** Start RECORDS FOR THE EXERCISE **
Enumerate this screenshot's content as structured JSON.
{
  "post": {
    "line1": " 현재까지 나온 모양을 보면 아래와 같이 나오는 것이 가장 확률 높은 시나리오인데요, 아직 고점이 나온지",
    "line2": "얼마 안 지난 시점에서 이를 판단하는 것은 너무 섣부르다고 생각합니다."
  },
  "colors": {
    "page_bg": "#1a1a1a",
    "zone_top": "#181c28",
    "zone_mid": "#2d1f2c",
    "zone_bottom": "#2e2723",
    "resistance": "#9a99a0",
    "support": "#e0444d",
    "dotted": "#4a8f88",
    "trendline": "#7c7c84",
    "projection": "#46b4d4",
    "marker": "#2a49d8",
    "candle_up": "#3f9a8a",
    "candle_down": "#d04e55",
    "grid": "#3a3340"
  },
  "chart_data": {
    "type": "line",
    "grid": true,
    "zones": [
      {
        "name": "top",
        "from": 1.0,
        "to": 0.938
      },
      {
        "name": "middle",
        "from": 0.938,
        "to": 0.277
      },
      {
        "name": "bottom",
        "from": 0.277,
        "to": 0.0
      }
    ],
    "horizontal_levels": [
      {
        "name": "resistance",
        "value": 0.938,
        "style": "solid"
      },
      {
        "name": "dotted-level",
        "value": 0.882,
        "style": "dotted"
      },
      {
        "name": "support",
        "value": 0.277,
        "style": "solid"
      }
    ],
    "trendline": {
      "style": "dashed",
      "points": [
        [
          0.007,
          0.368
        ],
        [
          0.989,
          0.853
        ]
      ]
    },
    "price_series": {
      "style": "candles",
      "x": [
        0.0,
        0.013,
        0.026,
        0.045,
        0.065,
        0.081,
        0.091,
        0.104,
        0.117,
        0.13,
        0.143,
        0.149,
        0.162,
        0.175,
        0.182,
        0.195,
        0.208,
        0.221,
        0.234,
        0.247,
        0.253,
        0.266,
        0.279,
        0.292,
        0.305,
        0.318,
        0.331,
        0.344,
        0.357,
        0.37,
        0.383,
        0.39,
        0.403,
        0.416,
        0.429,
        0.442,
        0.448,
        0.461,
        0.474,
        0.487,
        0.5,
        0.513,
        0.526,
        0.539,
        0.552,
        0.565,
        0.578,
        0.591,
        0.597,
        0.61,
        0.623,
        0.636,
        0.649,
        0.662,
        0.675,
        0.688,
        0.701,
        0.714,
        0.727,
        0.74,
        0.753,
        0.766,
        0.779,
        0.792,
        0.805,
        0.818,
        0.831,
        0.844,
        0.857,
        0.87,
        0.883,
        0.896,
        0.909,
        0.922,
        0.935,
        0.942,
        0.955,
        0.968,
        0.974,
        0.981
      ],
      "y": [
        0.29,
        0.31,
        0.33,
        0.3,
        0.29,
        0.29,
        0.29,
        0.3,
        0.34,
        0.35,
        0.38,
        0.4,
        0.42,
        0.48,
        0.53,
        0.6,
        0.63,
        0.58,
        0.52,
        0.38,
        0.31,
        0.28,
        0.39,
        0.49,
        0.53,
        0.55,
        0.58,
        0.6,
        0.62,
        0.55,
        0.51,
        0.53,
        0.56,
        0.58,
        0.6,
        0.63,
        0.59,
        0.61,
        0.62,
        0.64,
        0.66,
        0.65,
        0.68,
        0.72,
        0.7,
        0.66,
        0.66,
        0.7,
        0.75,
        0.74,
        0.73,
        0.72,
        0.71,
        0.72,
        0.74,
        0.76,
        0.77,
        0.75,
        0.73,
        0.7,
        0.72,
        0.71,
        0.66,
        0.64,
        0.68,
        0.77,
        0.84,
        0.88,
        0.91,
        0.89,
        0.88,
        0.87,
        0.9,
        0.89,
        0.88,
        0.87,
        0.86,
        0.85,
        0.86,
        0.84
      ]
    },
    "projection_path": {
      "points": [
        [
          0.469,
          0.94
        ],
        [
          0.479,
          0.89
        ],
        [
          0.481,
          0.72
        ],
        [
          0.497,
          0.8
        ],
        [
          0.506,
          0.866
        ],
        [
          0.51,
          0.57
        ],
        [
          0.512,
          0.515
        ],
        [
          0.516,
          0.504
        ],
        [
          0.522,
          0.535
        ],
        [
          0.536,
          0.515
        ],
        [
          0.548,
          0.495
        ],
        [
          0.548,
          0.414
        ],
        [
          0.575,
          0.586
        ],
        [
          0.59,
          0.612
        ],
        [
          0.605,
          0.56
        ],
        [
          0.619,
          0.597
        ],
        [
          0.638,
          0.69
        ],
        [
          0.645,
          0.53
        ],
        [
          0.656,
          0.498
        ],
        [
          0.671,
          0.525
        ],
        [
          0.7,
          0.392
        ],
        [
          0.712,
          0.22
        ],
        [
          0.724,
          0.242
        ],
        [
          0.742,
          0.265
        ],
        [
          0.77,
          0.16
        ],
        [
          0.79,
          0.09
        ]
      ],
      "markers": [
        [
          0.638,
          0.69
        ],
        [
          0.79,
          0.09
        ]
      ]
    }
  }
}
** End RECORDS FOR THE EXERCISE **
** Start RECORDS FOR THE EXERCISE **
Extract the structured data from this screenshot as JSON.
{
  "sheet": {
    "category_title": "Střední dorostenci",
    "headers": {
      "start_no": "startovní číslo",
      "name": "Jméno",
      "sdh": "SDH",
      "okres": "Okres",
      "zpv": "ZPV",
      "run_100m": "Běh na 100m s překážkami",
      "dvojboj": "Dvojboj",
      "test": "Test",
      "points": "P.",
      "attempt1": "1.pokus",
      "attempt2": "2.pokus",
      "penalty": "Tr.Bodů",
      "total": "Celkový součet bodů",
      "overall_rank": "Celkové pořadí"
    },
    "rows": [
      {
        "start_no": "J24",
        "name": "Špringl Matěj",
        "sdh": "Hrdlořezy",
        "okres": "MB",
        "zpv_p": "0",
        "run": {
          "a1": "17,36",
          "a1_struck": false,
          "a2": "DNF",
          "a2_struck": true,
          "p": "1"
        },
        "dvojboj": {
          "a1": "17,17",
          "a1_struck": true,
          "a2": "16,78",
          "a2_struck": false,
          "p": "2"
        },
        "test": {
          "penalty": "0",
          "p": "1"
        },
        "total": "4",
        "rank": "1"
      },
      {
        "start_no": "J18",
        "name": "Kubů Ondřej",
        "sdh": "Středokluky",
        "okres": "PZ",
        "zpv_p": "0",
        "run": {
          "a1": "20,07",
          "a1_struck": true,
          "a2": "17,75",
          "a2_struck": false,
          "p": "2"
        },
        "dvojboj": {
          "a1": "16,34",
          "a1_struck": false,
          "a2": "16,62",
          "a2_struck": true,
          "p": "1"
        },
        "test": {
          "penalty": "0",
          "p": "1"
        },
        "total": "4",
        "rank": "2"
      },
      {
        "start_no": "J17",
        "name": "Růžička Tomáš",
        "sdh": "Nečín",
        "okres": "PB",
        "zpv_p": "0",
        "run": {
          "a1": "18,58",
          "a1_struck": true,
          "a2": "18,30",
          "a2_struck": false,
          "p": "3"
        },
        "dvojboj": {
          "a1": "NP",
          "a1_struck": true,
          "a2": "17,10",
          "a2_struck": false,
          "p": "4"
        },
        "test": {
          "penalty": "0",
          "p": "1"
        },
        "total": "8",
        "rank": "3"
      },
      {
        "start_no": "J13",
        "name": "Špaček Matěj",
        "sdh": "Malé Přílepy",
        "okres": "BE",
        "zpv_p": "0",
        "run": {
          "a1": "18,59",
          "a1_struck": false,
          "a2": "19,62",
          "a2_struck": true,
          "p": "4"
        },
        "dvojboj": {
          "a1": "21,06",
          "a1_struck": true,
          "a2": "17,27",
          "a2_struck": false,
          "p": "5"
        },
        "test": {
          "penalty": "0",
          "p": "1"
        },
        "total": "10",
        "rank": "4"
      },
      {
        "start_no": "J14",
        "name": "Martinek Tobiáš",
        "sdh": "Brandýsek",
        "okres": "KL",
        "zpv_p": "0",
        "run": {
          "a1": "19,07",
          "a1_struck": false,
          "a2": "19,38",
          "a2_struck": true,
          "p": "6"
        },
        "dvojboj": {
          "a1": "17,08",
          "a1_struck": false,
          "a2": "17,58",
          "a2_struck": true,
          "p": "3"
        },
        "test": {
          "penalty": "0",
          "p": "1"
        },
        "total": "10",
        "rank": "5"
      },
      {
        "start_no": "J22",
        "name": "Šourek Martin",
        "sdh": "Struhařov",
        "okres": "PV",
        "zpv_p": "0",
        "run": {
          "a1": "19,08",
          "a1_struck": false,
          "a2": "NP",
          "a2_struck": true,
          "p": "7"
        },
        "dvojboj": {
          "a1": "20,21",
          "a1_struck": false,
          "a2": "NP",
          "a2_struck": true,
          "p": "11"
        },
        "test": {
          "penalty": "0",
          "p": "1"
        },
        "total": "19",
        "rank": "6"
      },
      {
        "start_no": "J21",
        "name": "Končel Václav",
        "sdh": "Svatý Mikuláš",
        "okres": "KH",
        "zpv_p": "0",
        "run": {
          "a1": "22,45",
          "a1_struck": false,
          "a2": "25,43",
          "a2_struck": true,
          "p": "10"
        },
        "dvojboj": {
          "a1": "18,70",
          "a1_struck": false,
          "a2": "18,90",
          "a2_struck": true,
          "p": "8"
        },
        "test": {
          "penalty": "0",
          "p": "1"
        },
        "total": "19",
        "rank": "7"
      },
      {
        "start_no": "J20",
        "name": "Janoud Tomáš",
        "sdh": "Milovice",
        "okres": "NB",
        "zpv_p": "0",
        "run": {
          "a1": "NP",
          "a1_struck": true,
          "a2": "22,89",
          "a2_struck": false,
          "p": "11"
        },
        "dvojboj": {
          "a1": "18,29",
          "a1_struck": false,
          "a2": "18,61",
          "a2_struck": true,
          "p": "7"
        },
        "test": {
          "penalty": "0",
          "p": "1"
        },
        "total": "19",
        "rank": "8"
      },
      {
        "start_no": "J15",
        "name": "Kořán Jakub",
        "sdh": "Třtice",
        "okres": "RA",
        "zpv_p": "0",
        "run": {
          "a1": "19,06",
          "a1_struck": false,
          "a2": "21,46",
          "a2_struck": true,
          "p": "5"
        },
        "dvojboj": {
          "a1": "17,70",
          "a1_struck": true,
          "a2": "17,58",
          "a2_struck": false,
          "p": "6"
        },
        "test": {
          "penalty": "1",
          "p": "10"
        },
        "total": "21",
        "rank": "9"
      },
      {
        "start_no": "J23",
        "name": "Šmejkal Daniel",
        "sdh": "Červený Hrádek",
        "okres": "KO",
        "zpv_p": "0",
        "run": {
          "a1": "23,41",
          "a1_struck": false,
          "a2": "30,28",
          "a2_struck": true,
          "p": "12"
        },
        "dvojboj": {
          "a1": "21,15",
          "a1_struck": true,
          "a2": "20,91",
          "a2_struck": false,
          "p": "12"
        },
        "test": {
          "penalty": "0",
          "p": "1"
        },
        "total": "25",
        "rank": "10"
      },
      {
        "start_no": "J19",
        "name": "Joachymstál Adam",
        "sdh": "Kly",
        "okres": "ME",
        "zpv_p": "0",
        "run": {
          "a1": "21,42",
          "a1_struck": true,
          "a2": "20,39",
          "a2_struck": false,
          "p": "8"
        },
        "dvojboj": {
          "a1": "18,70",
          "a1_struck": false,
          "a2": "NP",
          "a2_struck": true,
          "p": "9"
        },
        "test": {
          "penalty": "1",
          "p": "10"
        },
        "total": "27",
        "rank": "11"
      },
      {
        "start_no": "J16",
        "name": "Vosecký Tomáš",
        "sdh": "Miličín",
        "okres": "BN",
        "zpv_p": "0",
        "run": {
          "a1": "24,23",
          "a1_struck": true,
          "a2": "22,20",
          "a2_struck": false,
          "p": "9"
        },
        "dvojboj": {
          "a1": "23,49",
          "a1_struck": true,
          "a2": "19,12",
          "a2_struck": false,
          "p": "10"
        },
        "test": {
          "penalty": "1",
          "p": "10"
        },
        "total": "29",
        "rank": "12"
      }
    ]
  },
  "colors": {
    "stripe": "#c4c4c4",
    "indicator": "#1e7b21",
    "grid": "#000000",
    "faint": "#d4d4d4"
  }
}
** End RECORDS FOR THE EXERCISE **
** Start RECORDS FOR THE EXERCISE **
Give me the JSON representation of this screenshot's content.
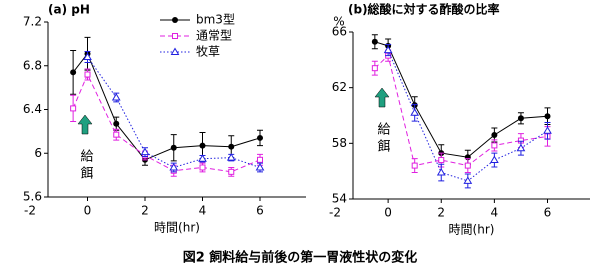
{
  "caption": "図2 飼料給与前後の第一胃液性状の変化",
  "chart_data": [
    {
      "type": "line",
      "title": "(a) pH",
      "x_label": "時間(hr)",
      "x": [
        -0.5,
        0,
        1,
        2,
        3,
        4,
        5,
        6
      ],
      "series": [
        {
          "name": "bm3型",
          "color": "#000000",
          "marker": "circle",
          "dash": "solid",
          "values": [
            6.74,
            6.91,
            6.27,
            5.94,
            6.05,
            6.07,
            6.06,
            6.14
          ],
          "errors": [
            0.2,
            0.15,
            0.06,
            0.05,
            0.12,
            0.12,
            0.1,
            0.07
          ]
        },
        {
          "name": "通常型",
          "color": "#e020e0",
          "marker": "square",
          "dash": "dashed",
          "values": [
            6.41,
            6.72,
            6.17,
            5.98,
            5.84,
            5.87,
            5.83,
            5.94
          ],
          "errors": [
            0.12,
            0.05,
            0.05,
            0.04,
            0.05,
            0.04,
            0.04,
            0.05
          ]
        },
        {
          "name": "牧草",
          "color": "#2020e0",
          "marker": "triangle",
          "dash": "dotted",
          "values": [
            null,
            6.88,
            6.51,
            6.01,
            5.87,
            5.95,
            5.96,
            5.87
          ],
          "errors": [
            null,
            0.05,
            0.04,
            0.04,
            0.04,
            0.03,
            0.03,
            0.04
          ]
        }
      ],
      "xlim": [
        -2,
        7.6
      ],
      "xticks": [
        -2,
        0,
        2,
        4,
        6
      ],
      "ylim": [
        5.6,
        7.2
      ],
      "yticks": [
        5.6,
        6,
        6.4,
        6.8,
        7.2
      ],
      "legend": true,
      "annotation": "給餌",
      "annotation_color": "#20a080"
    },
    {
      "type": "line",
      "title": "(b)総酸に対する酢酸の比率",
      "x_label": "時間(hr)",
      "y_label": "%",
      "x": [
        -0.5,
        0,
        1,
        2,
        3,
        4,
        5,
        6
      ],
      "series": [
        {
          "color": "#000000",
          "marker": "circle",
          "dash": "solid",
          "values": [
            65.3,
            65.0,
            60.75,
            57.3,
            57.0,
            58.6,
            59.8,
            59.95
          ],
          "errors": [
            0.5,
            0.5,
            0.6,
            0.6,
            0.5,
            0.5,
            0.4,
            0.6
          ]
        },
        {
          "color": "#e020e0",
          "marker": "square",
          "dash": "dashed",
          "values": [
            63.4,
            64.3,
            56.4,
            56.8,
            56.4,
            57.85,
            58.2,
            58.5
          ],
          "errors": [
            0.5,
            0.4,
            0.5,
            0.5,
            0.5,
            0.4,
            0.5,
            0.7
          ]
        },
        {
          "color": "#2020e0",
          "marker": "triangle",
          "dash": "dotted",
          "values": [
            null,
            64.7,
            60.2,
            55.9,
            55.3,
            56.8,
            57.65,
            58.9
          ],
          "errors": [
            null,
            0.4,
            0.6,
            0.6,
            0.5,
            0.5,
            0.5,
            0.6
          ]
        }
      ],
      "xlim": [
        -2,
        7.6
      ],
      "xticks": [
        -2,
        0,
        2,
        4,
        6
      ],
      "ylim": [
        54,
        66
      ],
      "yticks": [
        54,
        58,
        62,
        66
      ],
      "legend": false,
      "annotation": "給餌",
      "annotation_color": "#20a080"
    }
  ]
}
** End RECORDS FOR THE EXERCISE **
Find how many lines hold the string "from", and state that number alone.

THE SOLUTION:
4